Extracted records
____

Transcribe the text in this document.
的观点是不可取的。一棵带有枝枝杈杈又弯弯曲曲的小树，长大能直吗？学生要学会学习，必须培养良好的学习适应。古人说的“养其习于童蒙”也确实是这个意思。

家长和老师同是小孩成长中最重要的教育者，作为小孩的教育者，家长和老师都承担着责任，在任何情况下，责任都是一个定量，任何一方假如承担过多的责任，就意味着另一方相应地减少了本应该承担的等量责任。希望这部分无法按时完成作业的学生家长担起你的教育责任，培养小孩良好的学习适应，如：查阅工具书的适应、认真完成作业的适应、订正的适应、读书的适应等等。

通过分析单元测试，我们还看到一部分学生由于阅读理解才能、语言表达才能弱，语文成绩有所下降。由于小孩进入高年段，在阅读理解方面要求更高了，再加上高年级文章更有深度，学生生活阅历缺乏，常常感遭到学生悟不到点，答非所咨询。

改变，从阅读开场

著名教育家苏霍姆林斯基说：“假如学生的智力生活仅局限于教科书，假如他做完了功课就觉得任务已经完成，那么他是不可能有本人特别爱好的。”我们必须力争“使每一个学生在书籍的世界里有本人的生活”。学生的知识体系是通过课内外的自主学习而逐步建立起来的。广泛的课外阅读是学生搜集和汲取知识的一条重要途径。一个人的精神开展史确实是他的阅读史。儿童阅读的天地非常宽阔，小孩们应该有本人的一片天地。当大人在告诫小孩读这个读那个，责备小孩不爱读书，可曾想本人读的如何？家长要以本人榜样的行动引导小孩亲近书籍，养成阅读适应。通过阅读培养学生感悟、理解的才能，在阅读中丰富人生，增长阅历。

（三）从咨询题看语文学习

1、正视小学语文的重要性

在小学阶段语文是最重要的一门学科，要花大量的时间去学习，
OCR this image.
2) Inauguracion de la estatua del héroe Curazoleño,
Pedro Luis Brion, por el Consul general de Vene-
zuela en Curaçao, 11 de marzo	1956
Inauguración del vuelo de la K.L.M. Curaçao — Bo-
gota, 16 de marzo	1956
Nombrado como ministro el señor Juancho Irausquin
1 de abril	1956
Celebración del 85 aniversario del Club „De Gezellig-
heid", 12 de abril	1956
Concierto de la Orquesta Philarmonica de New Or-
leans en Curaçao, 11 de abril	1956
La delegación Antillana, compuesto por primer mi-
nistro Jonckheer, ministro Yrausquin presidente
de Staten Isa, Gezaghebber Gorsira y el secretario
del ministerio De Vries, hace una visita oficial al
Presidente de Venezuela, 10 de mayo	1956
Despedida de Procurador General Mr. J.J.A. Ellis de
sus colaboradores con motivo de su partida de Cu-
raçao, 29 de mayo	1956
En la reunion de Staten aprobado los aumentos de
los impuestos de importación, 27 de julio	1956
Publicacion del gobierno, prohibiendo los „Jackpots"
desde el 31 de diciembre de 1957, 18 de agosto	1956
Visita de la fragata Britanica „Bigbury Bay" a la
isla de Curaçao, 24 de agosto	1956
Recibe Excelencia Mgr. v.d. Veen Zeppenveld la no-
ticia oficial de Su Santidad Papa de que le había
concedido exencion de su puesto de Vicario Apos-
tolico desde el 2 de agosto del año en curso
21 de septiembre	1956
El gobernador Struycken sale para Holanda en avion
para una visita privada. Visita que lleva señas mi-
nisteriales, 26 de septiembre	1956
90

____

#### Problem statement:
Look over the listing. Pull out every line with the string "marzo" in it.

#### Answer below:
zuela en Curaçao, 11 de marzo	1956
gota, 16 de marzo	1956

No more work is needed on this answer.